All of the material below is to be retyped exactly.

═══ Record extracts ═══

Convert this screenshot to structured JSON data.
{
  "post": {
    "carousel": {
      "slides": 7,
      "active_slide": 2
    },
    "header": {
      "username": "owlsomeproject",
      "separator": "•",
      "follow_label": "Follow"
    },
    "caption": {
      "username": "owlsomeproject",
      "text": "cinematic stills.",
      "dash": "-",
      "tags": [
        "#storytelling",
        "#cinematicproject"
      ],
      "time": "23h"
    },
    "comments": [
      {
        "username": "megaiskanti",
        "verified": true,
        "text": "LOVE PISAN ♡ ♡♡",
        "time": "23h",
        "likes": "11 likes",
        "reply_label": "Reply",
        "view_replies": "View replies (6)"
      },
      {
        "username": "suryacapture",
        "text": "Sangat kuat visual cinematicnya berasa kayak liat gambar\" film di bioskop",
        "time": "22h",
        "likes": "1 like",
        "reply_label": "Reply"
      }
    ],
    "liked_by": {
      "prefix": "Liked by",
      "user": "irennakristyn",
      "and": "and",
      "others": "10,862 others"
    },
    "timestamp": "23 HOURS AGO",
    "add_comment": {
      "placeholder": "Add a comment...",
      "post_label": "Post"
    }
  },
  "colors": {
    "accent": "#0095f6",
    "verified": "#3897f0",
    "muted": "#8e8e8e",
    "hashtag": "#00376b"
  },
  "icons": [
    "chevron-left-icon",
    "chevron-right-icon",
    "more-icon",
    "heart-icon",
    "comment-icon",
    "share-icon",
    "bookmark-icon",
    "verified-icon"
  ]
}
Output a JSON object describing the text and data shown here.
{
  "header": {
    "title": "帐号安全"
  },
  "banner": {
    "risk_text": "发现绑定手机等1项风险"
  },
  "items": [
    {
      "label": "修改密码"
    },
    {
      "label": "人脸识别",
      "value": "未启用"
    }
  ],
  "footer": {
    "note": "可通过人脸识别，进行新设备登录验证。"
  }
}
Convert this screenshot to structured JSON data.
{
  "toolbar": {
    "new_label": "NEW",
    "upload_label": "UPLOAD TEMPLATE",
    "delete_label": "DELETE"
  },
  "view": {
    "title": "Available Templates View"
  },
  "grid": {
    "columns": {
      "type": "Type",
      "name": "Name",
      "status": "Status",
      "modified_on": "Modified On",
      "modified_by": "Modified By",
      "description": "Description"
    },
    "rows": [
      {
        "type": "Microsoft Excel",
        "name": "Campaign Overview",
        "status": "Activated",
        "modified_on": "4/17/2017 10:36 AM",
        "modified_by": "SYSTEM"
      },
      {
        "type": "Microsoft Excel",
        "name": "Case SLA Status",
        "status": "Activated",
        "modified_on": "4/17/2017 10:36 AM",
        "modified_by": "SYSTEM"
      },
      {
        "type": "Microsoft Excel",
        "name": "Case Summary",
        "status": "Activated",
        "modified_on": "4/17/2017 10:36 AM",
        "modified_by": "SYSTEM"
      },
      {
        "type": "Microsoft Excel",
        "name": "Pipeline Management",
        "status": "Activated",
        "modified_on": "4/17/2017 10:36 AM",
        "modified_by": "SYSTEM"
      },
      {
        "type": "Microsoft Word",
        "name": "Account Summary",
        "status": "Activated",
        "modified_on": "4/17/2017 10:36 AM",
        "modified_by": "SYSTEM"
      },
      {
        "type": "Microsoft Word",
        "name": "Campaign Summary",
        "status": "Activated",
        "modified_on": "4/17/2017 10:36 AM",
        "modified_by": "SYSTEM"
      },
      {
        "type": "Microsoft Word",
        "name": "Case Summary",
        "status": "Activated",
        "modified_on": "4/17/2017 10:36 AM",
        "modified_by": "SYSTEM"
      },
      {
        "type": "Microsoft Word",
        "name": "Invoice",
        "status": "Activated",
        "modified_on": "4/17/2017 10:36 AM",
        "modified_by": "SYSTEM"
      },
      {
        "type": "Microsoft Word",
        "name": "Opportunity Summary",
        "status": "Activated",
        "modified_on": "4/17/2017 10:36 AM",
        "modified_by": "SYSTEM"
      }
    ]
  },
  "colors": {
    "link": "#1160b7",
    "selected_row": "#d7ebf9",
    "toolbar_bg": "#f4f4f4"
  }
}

═══

→ Answer for this exercise
Convert this screenshot to structured JSON data.
{
  "post": {
    "carousel": {
      "slides": 7,
      "active_slide": 2
    },
    "header": {
      "username": "owlsomeproject",
      "separator": "•",
      "follow_label": "Follow"
    },
    "caption": {
      "username": "owlsomeproject",
      "text": "cinematic stills.",
      "dash": "-",
      "tags": [
        "#storytelling",
        "#cinematicproject"
      ],
      "time": "23h"
    },
    "comments": [
      {
        "username": "megaiskanti",
        "verified": true,
        "text": "LOVE PISAN ♡ ♡♡",
        "time": "23h",
        "likes": "11 likes",
        "reply_label": "Reply",
        "view_replies": "View replies (6)"
      },
      {
        "username": "suryacapture",
        "text": "Sangat kuat visual cinematicnya berasa kayak liat gambar\" film di bioskop",
        "time": "22h",
        "likes": "1 like",
        "reply_label": "Reply"
      }
    ],
    "liked_by": {
      "prefix": "Liked by",
      "user": "irennakristyn",
      "and": "and",
      "others": "10,862 others"
    },
    "timestamp": "23 HOURS AGO",
    "add_comment": {
      "placeholder": "Add a comment...",
      "post_label": "Post"
    }
  },
  "colors": {
    "accent": "#0095f6",
    "verified": "#3897f0",
    "muted": "#8e8e8e",
    "hashtag": "#00376b"
  },
  "icons": [
    "chevron-left-icon",
    "chevron-right-icon",
    "more-icon",
    "heart-icon",
    "comment-icon",
    "share-icon",
    "bookmark-icon",
    "verified-icon"
  ]
}
Output a JSON object describing the text and data shown here.
{
  "header": {
    "title": "帐号安全"
  },
  "banner": {
    "risk_text": "发现绑定手机等1项风险"
  },
  "items": [
    {
      "label": "修改密码"
    },
    {
      "label": "人脸识别",
      "value": "未启用"
    }
  ],
  "footer": {
    "note": "可通过人脸识别，进行新设备登录验证。"
  }
}
Convert this screenshot to structured JSON data.
{
  "toolbar": {
    "new_label": "NEW",
    "upload_label": "UPLOAD TEMPLATE",
    "delete_label": "DELETE"
  },
  "view": {
    "title": "Available Templates View"
  },
  "grid": {
    "columns": {
      "type": "Type",
      "name": "Name",
      "status": "Status",
      "modified_on": "Modified On",
      "modified_by": "Modified By",
      "description": "Description"
    },
    "rows": [
      {
        "type": "Microsoft Excel",
        "name": "Campaign Overview",
        "status": "Activated",
        "modified_on": "4/17/2017 10:36 AM",
        "modified_by": "SYSTEM"
      },
      {
        "type": "Microsoft Excel",
        "name": "Case SLA Status",
        "status": "Activated",
        "modified_on": "4/17/2017 10:36 AM",
        "modified_by": "SYSTEM"
      },
      {
        "type": "Microsoft Excel",
        "name": "Case Summary",
        "status": "Activated",
        "modified_on": "4/17/2017 10:36 AM",
        "modified_by": "SYSTEM"
      },
      {
        "type": "Microsoft Excel",
        "name": "Pipeline Management",
        "status": "Activated",
        "modified_on": "4/17/2017 10:36 AM",
        "modified_by": "SYSTEM"
      },
      {
        "type": "Microsoft Word",
        "name": "Account Summary",
        "status": "Activated",
        "modified_on": "4/17/2017 10:36 AM",
        "modified_by": "SYSTEM"
      },
      {
        "type": "Microsoft Word",
        "name": "Campaign Summary",
        "status": "Activated",
        "modified_on": "4/17/2017 10:36 AM",
        "modified_by": "SYSTEM"
      },
      {
        "type": "Microsoft Word",
        "name": "Case Summary",
        "status": "Activated",
        "modified_on": "4/17/2017 10:36 AM",
        "modified_by": "SYSTEM"
      },
      {
        "type": "Microsoft Word",
        "name": "Invoice",
        "status": "Activated",
        "modified_on": "4/17/2017 10:36 AM",
        "modified_by": "SYSTEM"
      },
      {
        "type": "Microsoft Word",
        "name": "Opportunity Summary",
        "status": "Activated",
        "modified_on": "4/17/2017 10:36 AM",
        "modified_by": "SYSTEM"
      }
    ]
  },
  "colors": {
    "link": "#1160b7",
    "selected_row": "#d7ebf9",
    "toolbar_bg": "#f4f4f4"
  }
}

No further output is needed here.